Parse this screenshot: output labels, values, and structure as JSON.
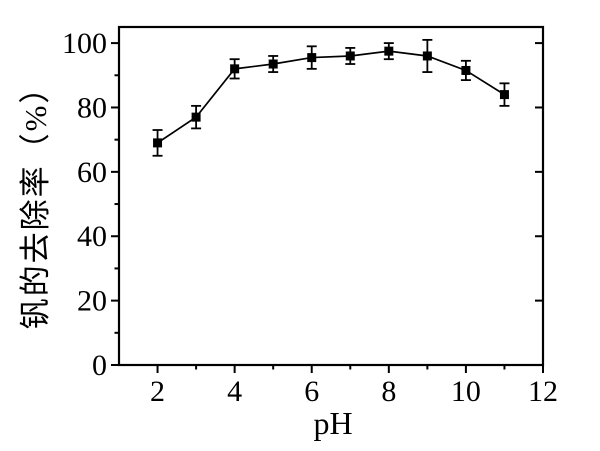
{
  "figure": {
    "background": "#ffffff",
    "axis_color": "#000000",
    "marker_color": "#000000"
  },
  "chart_data": {
    "type": "line",
    "title": "",
    "xlabel": "pH",
    "ylabel": "钒的去除率（%）",
    "x": [
      2,
      3,
      4,
      5,
      6,
      7,
      8,
      9,
      10,
      11
    ],
    "series": [
      {
        "name": "钒的去除率",
        "values": [
          69,
          77,
          92,
          93.5,
          95.5,
          96,
          97.5,
          96,
          91.5,
          84
        ],
        "errors": [
          4,
          3.5,
          3,
          2.5,
          3.5,
          2.5,
          2.5,
          5,
          3,
          3.5
        ],
        "marker": "filled-square",
        "color": "#000000"
      }
    ],
    "xlim": [
      1,
      12
    ],
    "ylim": [
      0,
      105
    ],
    "x_major_ticks": [
      2,
      4,
      6,
      8,
      10,
      12
    ],
    "x_minor_ticks": [
      3,
      5,
      7,
      9,
      11
    ],
    "y_major_ticks": [
      0,
      20,
      40,
      60,
      80,
      100
    ],
    "y_minor_ticks": [
      10,
      30,
      50,
      70,
      90
    ],
    "grid": false,
    "legend": "none",
    "error_bars": true
  }
}
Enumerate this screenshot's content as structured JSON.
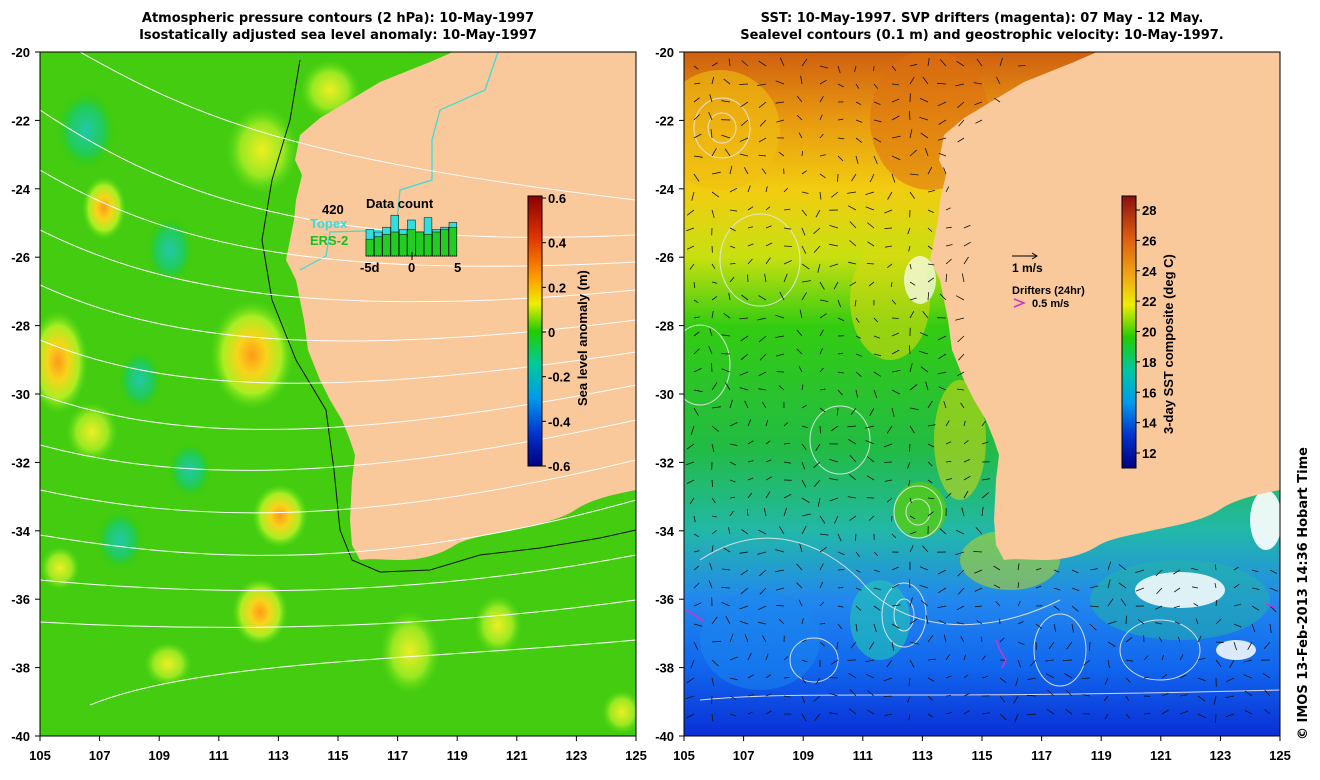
{
  "left_panel": {
    "title_line1": "Atmospheric pressure contours (2 hPa): 10-May-1997",
    "title_line2": "Isostatically adjusted sea level anomaly: 10-May-1997",
    "x_ticks": [
      "105",
      "107",
      "109",
      "111",
      "113",
      "115",
      "117",
      "119",
      "121",
      "123",
      "125"
    ],
    "y_ticks": [
      "-20",
      "-22",
      "-24",
      "-26",
      "-28",
      "-30",
      "-32",
      "-34",
      "-36",
      "-38",
      "-40"
    ],
    "data_count": {
      "total": "420",
      "label": "Data count",
      "topex_label": "Topex",
      "ers2_label": "ERS-2",
      "tick_labels": [
        "-5d",
        "0",
        "5"
      ],
      "topex_values": [
        0.55,
        0.5,
        0.6,
        0.85,
        0.55,
        0.75,
        0.5,
        0.8,
        0.55,
        0.6,
        0.7
      ],
      "ers2_values": [
        0.35,
        0.4,
        0.45,
        0.5,
        0.45,
        0.55,
        0.5,
        0.45,
        0.5,
        0.55,
        0.6
      ]
    },
    "colorbar": {
      "label": "Sea level anomaly (m)",
      "ticks": [
        "0.6",
        "0.4",
        "0.2",
        "0",
        "-0.2",
        "-0.4",
        "-0.6"
      ]
    }
  },
  "right_panel": {
    "title_line1": "SST: 10-May-1997. SVP drifters (magenta): 07 May - 12 May.",
    "title_line2": "Sealevel contours (0.1 m) and geostrophic velocity: 10-May-1997.",
    "x_ticks": [
      "105",
      "107",
      "109",
      "111",
      "113",
      "115",
      "117",
      "119",
      "121",
      "123",
      "125"
    ],
    "y_ticks": [
      "-20",
      "-22",
      "-24",
      "-26",
      "-28",
      "-30",
      "-32",
      "-34",
      "-36",
      "-38",
      "-40"
    ],
    "velocity_legend": "1 m/s",
    "drifter_legend_title": "Drifters (24hr)",
    "drifter_legend_speed": "0.5 m/s",
    "colorbar": {
      "label": "3-day SST composite (deg C)",
      "ticks": [
        "28",
        "26",
        "24",
        "22",
        "20",
        "18",
        "16",
        "14",
        "12"
      ]
    }
  },
  "credit": "© IMOS 13-Feb-2013 14:36 Hobart Time",
  "colors": {
    "land": "#f9c89b",
    "ocean_green": "#33cc00",
    "topex": "#33dddd",
    "ers2": "#22bb22",
    "drifter": "#cc33cc"
  }
}
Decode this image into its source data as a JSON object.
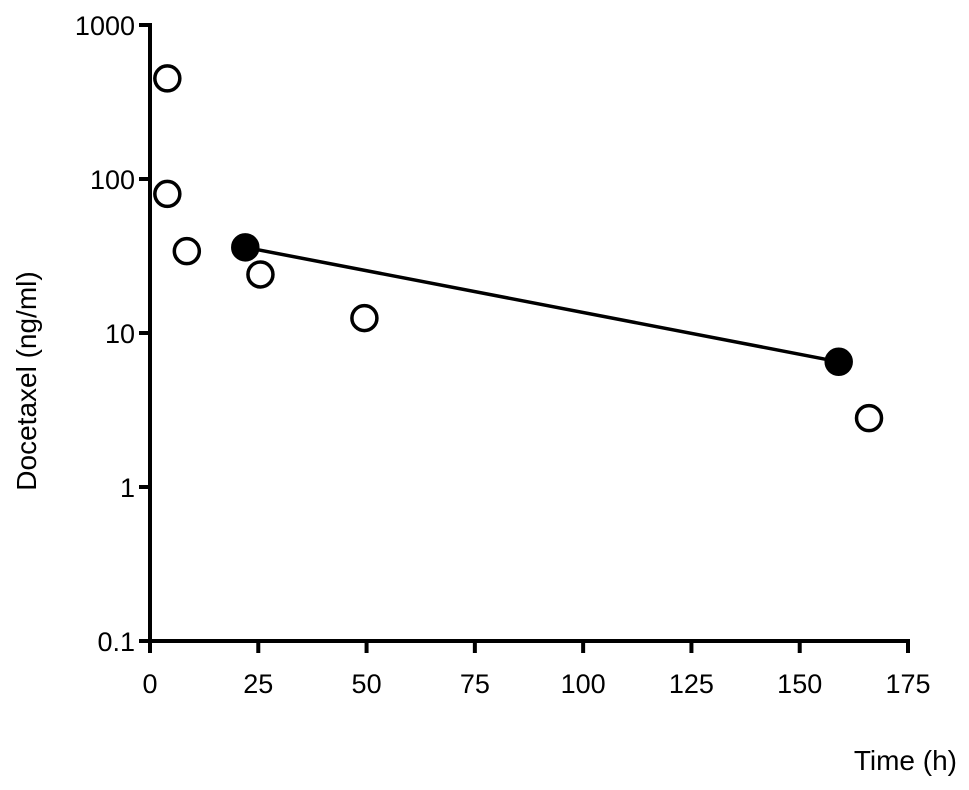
{
  "chart_data": {
    "type": "scatter",
    "title": "",
    "xlabel": "Time (h)",
    "ylabel": "Docetaxel (ng/ml)",
    "xlim": [
      0,
      175
    ],
    "ylim": [
      0.1,
      1000
    ],
    "yscale": "log",
    "grid": false,
    "x_ticks": [
      0,
      25,
      50,
      75,
      100,
      125,
      150,
      175
    ],
    "x_tick_labels": [
      "0",
      "25",
      "50",
      "75",
      "100",
      "125",
      "150",
      "175"
    ],
    "y_ticks": [
      1000,
      100,
      10,
      1,
      0.1
    ],
    "y_tick_labels": [
      "1000",
      "100",
      "10",
      "1",
      "0.1"
    ],
    "series": [
      {
        "marker": "open-circle",
        "color": "#ffffff",
        "x": [
          4,
          4,
          8.5,
          25.5,
          49.5,
          166
        ],
        "y": [
          450,
          80,
          34,
          24,
          12.5,
          2.8
        ]
      },
      {
        "marker": "filled-circle",
        "color": "#000000",
        "connected": true,
        "x": [
          22,
          159
        ],
        "y": [
          36,
          6.5
        ]
      }
    ]
  }
}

━━━━━━

> WORK INSTRUCTIONS
Pull out every line above that holds the word "filled".

> SOLUTION TO THE PROBLEM
        "marker": "filled-square",
        "marker": "filled-circle",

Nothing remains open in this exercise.